Records for processing —
____________________
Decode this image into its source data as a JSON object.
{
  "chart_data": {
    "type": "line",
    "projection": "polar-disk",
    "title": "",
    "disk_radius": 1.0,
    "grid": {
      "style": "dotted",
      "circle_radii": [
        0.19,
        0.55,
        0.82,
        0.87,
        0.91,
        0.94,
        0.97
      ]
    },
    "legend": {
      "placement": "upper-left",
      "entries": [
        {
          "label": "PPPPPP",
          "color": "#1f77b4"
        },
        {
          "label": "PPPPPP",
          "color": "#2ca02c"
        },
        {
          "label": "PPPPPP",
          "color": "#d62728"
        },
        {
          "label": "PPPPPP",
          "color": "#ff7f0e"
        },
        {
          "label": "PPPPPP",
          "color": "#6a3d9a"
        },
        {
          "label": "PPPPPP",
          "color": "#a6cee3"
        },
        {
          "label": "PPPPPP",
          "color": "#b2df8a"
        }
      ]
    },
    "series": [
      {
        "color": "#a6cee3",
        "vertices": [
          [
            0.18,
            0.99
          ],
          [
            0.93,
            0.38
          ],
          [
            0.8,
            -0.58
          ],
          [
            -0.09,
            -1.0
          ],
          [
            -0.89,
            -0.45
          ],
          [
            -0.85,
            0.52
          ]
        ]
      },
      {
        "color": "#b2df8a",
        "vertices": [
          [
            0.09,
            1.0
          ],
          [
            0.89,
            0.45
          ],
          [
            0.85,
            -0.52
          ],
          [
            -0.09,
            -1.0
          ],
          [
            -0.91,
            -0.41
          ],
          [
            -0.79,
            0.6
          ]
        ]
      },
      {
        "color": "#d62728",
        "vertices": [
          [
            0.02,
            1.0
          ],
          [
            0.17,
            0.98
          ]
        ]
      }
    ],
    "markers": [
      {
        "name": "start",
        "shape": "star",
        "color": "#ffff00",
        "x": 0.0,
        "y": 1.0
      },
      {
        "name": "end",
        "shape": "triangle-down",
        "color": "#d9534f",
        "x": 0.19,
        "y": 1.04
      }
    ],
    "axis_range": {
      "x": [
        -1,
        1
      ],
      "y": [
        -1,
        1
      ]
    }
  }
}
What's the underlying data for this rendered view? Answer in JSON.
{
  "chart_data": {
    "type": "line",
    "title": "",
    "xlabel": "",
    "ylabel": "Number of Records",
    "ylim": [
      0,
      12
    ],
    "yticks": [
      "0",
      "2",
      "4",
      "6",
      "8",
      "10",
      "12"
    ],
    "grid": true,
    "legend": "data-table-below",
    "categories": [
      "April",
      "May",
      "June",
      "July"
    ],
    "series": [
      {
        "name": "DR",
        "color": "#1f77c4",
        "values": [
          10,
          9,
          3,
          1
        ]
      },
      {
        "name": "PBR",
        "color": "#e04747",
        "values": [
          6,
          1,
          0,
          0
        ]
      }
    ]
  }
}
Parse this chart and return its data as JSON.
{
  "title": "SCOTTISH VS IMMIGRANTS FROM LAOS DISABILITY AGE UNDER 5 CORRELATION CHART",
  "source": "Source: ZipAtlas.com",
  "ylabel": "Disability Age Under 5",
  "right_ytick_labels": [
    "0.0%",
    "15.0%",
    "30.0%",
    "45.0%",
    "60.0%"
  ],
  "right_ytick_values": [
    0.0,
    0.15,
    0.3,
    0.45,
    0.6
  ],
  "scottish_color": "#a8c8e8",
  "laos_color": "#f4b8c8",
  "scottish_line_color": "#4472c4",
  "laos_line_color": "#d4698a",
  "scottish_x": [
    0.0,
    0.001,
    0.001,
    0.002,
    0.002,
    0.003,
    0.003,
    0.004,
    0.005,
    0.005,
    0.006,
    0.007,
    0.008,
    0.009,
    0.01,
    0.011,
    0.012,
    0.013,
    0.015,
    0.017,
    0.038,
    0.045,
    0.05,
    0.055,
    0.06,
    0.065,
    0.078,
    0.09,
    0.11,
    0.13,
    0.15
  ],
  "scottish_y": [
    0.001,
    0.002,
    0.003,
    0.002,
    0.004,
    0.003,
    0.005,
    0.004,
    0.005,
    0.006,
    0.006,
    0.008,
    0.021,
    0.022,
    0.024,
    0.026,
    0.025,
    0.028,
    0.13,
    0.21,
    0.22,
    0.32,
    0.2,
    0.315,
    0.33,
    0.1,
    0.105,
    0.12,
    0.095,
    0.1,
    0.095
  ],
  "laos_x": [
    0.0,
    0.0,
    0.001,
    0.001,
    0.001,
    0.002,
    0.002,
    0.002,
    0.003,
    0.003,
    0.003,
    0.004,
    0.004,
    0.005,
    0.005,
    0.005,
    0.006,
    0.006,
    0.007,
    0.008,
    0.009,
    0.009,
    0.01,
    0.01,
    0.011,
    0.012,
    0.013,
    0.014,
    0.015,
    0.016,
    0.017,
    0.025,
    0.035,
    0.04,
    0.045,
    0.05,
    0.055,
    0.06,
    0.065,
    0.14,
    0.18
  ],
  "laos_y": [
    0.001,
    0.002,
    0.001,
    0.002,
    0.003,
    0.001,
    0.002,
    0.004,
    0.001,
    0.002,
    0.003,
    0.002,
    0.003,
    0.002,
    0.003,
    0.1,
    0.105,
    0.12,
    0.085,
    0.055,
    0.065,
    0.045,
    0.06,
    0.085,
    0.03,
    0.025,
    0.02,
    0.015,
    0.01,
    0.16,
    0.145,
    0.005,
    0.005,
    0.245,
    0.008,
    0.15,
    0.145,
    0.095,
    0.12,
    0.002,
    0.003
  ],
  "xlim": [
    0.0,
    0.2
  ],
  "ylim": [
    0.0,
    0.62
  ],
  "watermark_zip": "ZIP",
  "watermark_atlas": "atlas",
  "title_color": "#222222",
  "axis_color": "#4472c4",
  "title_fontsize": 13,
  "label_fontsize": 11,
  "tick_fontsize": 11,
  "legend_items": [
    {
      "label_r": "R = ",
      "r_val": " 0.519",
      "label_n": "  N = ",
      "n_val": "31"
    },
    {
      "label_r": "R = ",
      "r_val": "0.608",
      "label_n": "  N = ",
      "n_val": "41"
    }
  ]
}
____________________
Required work —
Nothing should be left out: repeat all of the data exactly.

Exercise solution —
Decode this image into its source data as a JSON object.
{
  "chart_data": {
    "type": "line",
    "projection": "polar-disk",
    "title": "",
    "disk_radius": 1.0,
    "grid": {
      "style": "dotted",
      "circle_radii": [
        0.19,
        0.55,
        0.82,
        0.87,
        0.91,
        0.94,
        0.97
      ]
    },
    "legend": {
      "placement": "upper-left",
      "entries": [
        {
          "label": "PPPPPP",
          "color": "#1f77b4"
        },
        {
          "label": "PPPPPP",
          "color": "#2ca02c"
        },
        {
          "label": "PPPPPP",
          "color": "#d62728"
        },
        {
          "label": "PPPPPP",
          "color": "#ff7f0e"
        },
        {
          "label": "PPPPPP",
          "color": "#6a3d9a"
        },
        {
          "label": "PPPPPP",
          "color": "#a6cee3"
        },
        {
          "label": "PPPPPP",
          "color": "#b2df8a"
        }
      ]
    },
    "series": [
      {
        "color": "#a6cee3",
        "vertices": [
          [
            0.18,
            0.99
          ],
          [
            0.93,
            0.38
          ],
          [
            0.8,
            -0.58
          ],
          [
            -0.09,
            -1.0
          ],
          [
            -0.89,
            -0.45
          ],
          [
            -0.85,
            0.52
          ]
        ]
      },
      {
        "color": "#b2df8a",
        "vertices": [
          [
            0.09,
            1.0
          ],
          [
            0.89,
            0.45
          ],
          [
            0.85,
            -0.52
          ],
          [
            -0.09,
            -1.0
          ],
          [
            -0.91,
            -0.41
          ],
          [
            -0.79,
            0.6
          ]
        ]
      },
      {
        "color": "#d62728",
        "vertices": [
          [
            0.02,
            1.0
          ],
          [
            0.17,
            0.98
          ]
        ]
      }
    ],
    "markers": [
      {
        "name": "start",
        "shape": "star",
        "color": "#ffff00",
        "x": 0.0,
        "y": 1.0
      },
      {
        "name": "end",
        "shape": "triangle-down",
        "color": "#d9534f",
        "x": 0.19,
        "y": 1.04
      }
    ],
    "axis_range": {
      "x": [
        -1,
        1
      ],
      "y": [
        -1,
        1
      ]
    }
  }
}
What's the underlying data for this rendered view? Answer in JSON.
{
  "chart_data": {
    "type": "line",
    "title": "",
    "xlabel": "",
    "ylabel": "Number of Records",
    "ylim": [
      0,
      12
    ],
    "yticks": [
      "0",
      "2",
      "4",
      "6",
      "8",
      "10",
      "12"
    ],
    "grid": true,
    "legend": "data-table-below",
    "categories": [
      "April",
      "May",
      "June",
      "July"
    ],
    "series": [
      {
        "name": "DR",
        "color": "#1f77c4",
        "values": [
          10,
          9,
          3,
          1
        ]
      },
      {
        "name": "PBR",
        "color": "#e04747",
        "values": [
          6,
          1,
          0,
          0
        ]
      }
    ]
  }
}
Parse this chart and return its data as JSON.
{
  "title": "SCOTTISH VS IMMIGRANTS FROM LAOS DISABILITY AGE UNDER 5 CORRELATION CHART",
  "source": "Source: ZipAtlas.com",
  "ylabel": "Disability Age Under 5",
  "right_ytick_labels": [
    "0.0%",
    "15.0%",
    "30.0%",
    "45.0%",
    "60.0%"
  ],
  "right_ytick_values": [
    0.0,
    0.15,
    0.3,
    0.45,
    0.6
  ],
  "scottish_color": "#a8c8e8",
  "laos_color": "#f4b8c8",
  "scottish_line_color": "#4472c4",
  "laos_line_color": "#d4698a",
  "scottish_x": [
    0.0,
    0.001,
    0.001,
    0.002,
    0.002,
    0.003,
    0.003,
    0.004,
    0.005,
    0.005,
    0.006,
    0.007,
    0.008,
    0.009,
    0.01,
    0.011,
    0.012,
    0.013,
    0.015,
    0.017,
    0.038,
    0.045,
    0.05,
    0.055,
    0.06,
    0.065,
    0.078,
    0.09,
    0.11,
    0.13,
    0.15
  ],
  "scottish_y": [
    0.001,
    0.002,
    0.003,
    0.002,
    0.004,
    0.003,
    0.005,
    0.004,
    0.005,
    0.006,
    0.006,
    0.008,
    0.021,
    0.022,
    0.024,
    0.026,
    0.025,
    0.028,
    0.13,
    0.21,
    0.22,
    0.32,
    0.2,
    0.315,
    0.33,
    0.1,
    0.105,
    0.12,
    0.095,
    0.1,
    0.095
  ],
  "laos_x": [
    0.0,
    0.0,
    0.001,
    0.001,
    0.001,
    0.002,
    0.002,
    0.002,
    0.003,
    0.003,
    0.003,
    0.004,
    0.004,
    0.005,
    0.005,
    0.005,
    0.006,
    0.006,
    0.007,
    0.008,
    0.009,
    0.009,
    0.01,
    0.01,
    0.011,
    0.012,
    0.013,
    0.014,
    0.015,
    0.016,
    0.017,
    0.025,
    0.035,
    0.04,
    0.045,
    0.05,
    0.055,
    0.06,
    0.065,
    0.14,
    0.18
  ],
  "laos_y": [
    0.001,
    0.002,
    0.001,
    0.002,
    0.003,
    0.001,
    0.002,
    0.004,
    0.001,
    0.002,
    0.003,
    0.002,
    0.003,
    0.002,
    0.003,
    0.1,
    0.105,
    0.12,
    0.085,
    0.055,
    0.065,
    0.045,
    0.06,
    0.085,
    0.03,
    0.025,
    0.02,
    0.015,
    0.01,
    0.16,
    0.145,
    0.005,
    0.005,
    0.245,
    0.008,
    0.15,
    0.145,
    0.095,
    0.12,
    0.002,
    0.003
  ],
  "xlim": [
    0.0,
    0.2
  ],
  "ylim": [
    0.0,
    0.62
  ],
  "watermark_zip": "ZIP",
  "watermark_atlas": "atlas",
  "title_color": "#222222",
  "axis_color": "#4472c4",
  "title_fontsize": 13,
  "label_fontsize": 11,
  "tick_fontsize": 11,
  "legend_items": [
    {
      "label_r": "R = ",
      "r_val": " 0.519",
      "label_n": "  N = ",
      "n_val": "31"
    },
    {
      "label_r": "R = ",
      "r_val": "0.608",
      "label_n": "  N = ",
      "n_val": "41"
    }
  ]
}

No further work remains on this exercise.